Sift the listing for lines that hold the string "screenshot" and pull them out.

Records from a collection
= = = =

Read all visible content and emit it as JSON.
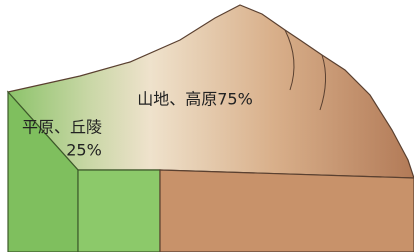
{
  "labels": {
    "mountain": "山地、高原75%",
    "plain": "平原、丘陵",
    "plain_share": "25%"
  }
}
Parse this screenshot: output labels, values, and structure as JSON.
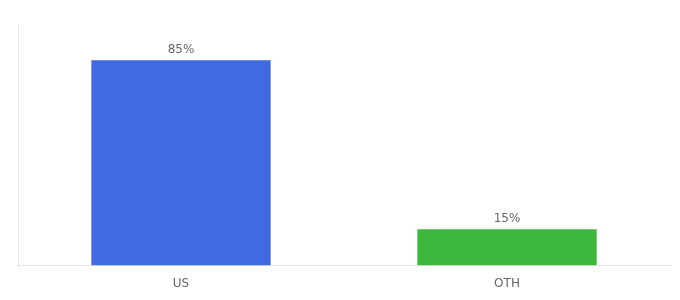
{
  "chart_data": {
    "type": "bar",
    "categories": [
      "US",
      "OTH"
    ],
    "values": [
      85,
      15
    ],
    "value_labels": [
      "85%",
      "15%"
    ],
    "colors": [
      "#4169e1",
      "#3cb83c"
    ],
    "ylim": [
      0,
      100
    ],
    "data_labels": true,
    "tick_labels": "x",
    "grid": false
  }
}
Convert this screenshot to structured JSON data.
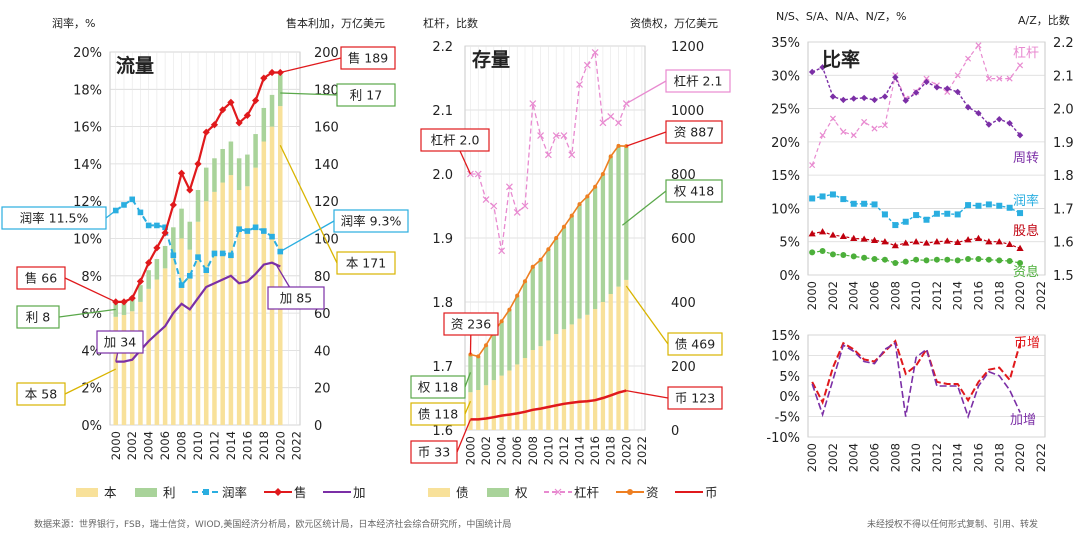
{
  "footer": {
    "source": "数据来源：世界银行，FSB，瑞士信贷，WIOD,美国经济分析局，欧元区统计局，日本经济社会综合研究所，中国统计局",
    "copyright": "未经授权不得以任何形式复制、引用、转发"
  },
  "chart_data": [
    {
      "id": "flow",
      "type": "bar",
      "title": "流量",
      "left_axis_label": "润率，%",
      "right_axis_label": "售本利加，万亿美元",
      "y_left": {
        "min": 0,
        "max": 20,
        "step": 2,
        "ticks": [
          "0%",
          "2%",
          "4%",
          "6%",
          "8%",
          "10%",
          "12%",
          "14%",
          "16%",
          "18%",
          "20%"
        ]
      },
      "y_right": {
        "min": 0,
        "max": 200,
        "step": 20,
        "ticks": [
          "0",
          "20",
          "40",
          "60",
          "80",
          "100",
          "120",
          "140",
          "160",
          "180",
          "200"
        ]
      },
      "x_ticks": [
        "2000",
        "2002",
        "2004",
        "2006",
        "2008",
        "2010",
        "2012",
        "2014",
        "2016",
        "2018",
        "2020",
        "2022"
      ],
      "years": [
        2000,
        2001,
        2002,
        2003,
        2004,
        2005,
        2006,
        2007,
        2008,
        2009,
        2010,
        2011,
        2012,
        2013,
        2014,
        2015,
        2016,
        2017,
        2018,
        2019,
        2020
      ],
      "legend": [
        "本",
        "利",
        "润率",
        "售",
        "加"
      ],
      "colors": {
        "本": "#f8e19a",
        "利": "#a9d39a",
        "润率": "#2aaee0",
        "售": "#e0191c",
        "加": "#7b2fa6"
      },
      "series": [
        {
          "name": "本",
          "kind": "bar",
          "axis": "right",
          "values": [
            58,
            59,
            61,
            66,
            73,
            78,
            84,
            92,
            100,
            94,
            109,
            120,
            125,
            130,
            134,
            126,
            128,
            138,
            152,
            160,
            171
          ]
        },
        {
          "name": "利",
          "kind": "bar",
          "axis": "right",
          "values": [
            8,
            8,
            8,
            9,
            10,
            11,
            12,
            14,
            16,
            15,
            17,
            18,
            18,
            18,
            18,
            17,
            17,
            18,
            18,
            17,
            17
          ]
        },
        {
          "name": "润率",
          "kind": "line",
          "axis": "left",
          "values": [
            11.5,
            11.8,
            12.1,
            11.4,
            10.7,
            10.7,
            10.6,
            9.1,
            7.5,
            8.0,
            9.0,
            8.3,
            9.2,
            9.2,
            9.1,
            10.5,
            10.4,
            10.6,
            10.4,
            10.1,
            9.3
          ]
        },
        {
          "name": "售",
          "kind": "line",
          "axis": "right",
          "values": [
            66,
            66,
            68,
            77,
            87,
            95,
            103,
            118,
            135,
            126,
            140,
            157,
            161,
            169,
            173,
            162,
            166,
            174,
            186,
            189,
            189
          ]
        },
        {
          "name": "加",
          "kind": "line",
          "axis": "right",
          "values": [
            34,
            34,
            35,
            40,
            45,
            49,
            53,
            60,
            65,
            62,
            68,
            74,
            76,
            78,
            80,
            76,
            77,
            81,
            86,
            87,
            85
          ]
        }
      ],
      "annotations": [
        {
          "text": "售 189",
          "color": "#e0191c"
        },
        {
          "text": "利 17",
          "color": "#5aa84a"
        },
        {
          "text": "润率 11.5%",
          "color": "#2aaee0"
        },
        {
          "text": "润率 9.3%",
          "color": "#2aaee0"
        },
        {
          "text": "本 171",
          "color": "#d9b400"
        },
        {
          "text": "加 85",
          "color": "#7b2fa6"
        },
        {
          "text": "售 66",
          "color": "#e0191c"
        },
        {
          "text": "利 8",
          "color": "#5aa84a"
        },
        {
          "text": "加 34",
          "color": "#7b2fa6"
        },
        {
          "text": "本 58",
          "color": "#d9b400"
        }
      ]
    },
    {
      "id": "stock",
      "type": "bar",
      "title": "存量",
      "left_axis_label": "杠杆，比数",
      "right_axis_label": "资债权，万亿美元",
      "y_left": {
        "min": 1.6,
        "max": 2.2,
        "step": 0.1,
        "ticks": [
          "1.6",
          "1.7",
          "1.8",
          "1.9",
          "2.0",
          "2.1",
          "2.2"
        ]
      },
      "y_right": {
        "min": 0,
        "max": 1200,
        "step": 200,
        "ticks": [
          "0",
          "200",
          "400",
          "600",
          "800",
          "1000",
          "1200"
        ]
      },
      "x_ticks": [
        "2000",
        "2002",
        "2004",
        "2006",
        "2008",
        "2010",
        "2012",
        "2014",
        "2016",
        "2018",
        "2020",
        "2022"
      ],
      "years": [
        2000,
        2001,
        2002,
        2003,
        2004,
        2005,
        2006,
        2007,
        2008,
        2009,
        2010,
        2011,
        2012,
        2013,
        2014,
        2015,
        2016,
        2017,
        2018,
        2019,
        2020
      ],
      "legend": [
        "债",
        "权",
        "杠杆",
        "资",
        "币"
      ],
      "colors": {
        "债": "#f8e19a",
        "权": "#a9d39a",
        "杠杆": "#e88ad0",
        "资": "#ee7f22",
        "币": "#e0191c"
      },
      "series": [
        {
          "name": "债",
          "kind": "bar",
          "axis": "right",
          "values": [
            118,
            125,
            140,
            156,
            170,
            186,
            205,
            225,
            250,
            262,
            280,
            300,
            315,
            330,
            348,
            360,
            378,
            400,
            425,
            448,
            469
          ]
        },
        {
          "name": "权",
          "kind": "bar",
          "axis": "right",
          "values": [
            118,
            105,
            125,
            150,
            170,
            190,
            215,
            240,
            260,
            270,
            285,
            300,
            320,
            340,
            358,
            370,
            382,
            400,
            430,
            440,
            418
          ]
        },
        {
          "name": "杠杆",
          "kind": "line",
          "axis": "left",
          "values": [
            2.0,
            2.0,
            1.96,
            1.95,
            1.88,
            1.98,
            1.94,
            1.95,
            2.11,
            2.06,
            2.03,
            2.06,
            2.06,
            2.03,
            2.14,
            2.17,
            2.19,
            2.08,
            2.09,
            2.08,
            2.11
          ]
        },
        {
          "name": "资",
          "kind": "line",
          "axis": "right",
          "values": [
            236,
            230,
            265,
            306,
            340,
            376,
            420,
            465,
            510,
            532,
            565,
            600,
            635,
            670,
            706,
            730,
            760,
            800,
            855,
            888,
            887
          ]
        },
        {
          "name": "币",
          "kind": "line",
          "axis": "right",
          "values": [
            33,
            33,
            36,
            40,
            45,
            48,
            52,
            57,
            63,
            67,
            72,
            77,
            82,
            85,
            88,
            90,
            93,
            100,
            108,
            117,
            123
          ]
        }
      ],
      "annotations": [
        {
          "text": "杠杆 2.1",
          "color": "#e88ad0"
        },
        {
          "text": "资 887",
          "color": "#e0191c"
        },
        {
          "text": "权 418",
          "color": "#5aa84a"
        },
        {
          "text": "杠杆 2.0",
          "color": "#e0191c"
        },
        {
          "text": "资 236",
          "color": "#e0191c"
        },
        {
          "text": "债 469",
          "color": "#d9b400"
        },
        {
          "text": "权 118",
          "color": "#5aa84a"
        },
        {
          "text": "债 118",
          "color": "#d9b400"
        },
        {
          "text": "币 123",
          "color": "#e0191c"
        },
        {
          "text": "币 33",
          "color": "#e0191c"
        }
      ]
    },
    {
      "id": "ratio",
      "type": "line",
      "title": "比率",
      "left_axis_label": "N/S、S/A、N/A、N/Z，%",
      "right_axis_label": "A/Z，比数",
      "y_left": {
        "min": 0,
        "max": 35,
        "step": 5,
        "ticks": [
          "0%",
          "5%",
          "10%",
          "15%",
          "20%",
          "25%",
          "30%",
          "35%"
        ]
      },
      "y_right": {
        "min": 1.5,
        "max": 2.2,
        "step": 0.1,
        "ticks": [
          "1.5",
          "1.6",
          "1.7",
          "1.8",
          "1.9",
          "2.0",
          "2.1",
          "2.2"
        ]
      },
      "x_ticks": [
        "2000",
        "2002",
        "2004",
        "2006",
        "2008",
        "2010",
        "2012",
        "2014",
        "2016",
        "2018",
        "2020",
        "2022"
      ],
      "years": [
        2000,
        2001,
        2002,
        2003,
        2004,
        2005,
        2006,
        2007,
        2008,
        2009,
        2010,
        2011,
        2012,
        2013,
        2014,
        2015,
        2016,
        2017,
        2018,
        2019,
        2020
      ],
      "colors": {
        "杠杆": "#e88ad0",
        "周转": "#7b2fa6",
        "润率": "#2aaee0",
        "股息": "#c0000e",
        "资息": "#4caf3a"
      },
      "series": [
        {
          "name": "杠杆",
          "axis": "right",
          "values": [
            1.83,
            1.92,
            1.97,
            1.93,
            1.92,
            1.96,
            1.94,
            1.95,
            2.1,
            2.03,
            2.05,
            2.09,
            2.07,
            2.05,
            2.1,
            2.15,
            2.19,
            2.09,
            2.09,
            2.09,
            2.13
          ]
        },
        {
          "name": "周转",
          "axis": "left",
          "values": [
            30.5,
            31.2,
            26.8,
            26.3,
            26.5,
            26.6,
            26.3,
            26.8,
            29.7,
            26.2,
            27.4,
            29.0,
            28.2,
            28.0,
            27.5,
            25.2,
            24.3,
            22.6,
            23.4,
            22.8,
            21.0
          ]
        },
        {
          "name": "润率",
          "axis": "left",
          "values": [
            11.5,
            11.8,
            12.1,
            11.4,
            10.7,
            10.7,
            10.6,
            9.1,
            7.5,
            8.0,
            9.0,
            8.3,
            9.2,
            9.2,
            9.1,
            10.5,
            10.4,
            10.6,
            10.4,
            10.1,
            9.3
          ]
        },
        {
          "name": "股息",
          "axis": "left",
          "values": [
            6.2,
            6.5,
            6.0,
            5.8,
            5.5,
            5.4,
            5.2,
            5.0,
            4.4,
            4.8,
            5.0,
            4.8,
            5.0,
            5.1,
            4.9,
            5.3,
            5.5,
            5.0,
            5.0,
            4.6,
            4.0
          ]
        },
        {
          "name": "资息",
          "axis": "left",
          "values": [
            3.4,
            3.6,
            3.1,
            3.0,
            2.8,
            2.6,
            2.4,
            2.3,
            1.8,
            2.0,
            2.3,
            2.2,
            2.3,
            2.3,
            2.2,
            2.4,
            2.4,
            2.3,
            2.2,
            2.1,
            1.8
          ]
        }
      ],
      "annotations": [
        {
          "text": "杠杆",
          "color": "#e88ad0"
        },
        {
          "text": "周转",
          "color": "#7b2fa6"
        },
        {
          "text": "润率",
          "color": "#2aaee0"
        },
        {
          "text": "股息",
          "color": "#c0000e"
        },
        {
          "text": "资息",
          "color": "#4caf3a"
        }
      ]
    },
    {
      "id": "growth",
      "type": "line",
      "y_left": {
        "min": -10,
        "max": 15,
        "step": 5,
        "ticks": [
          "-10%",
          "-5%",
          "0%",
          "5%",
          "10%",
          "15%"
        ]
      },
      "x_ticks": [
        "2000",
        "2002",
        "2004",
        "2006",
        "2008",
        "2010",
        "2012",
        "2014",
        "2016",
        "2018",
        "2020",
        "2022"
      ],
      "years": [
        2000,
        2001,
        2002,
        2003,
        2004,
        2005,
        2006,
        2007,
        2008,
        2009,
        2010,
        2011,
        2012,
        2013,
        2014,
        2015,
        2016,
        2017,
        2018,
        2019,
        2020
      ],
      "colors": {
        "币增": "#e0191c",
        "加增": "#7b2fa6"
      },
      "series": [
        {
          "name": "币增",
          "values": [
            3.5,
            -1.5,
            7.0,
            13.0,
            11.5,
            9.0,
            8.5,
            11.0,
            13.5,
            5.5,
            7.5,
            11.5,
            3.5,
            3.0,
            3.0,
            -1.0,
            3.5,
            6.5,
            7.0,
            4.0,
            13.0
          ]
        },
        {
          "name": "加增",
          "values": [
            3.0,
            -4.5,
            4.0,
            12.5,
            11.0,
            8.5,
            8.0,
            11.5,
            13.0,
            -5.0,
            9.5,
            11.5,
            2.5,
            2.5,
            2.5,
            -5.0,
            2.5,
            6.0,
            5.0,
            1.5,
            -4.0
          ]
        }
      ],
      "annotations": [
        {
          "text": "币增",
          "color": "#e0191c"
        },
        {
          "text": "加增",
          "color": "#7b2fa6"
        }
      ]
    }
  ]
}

= = = =

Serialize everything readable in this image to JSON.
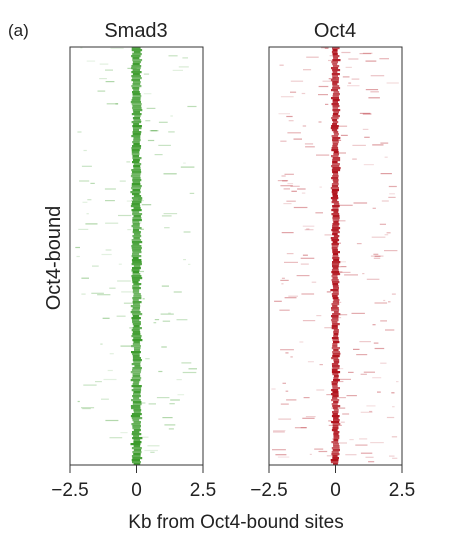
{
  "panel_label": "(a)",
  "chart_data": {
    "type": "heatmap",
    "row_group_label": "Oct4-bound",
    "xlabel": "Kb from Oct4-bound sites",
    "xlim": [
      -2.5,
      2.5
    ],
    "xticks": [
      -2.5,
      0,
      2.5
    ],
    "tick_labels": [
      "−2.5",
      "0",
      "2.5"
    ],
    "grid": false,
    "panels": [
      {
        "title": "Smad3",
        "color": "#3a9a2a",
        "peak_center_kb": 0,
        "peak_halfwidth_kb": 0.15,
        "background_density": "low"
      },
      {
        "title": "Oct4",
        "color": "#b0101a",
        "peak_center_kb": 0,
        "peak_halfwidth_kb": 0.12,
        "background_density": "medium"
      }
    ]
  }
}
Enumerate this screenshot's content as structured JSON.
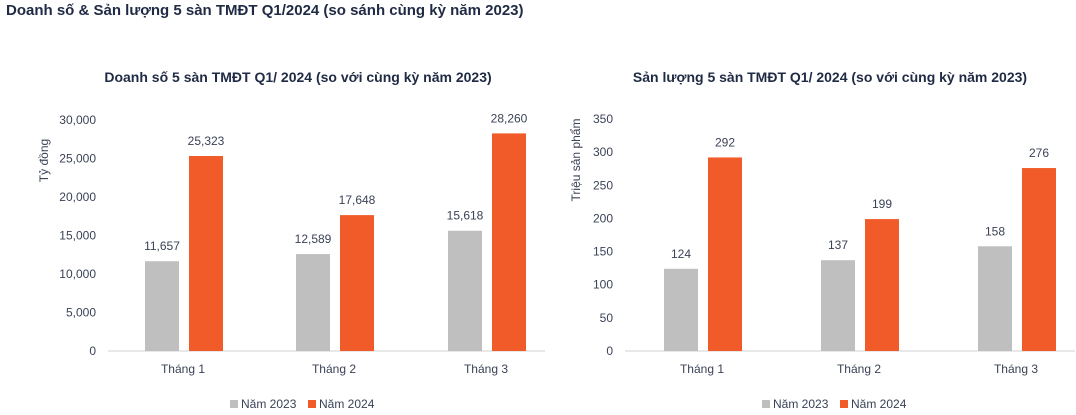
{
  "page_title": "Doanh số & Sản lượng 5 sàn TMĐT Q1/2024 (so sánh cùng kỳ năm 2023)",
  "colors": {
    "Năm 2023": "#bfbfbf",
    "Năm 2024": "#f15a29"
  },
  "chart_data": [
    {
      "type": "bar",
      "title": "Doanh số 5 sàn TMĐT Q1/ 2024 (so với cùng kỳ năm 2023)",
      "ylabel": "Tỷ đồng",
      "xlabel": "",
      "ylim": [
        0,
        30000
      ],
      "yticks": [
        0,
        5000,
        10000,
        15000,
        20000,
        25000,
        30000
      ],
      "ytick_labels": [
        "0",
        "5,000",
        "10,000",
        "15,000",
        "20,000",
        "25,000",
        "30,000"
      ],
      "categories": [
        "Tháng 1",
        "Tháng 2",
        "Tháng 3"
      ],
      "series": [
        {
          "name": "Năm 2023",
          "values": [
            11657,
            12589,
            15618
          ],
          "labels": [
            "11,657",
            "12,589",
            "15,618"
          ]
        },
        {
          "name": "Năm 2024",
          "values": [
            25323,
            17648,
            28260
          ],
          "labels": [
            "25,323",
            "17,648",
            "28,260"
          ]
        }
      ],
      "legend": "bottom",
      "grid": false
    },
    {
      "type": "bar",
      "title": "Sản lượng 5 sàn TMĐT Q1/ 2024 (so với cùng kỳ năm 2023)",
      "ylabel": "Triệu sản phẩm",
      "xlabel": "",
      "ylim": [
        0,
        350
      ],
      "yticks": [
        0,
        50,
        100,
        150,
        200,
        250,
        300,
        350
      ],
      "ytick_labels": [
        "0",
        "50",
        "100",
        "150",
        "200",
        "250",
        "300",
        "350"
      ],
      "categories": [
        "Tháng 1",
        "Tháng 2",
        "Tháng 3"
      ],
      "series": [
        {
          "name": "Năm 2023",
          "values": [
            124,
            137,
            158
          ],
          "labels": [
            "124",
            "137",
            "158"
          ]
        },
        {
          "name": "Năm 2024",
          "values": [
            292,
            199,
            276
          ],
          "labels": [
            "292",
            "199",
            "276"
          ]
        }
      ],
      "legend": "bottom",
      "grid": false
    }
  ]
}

= = = =

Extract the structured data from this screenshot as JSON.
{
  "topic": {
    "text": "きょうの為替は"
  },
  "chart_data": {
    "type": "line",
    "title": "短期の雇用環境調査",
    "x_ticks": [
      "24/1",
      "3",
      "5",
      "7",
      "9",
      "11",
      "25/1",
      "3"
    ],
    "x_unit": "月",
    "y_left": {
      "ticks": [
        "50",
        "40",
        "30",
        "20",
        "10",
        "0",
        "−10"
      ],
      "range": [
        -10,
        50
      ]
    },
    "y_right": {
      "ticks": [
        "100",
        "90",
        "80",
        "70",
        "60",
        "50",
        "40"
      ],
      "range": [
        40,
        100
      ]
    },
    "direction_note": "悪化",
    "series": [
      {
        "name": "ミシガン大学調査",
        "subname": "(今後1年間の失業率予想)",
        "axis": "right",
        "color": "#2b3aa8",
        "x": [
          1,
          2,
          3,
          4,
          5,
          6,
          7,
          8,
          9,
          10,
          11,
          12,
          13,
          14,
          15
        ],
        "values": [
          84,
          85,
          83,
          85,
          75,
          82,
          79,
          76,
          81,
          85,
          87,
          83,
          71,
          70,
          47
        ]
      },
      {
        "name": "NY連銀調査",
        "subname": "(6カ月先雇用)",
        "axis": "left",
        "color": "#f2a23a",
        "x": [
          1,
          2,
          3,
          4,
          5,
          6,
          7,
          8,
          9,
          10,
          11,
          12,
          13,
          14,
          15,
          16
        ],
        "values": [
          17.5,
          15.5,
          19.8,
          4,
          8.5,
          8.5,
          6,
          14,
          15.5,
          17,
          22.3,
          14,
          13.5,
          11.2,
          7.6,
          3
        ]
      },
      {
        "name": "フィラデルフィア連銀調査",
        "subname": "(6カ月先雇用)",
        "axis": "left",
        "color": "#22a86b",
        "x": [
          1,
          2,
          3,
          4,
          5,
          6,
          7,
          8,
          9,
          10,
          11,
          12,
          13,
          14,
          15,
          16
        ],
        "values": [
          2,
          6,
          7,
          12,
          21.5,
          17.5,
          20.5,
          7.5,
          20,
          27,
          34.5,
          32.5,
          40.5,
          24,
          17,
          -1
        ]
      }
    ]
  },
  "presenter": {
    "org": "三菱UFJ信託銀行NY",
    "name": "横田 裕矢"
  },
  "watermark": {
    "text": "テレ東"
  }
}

= = = =

§ Final answer:
Parse this screenshot: output labels, values, and structure as JSON.
Convert this screenshot to structured JSON data.
Enumerate this screenshot's content as structured JSON.
Extract the structured data from this screenshot as JSON.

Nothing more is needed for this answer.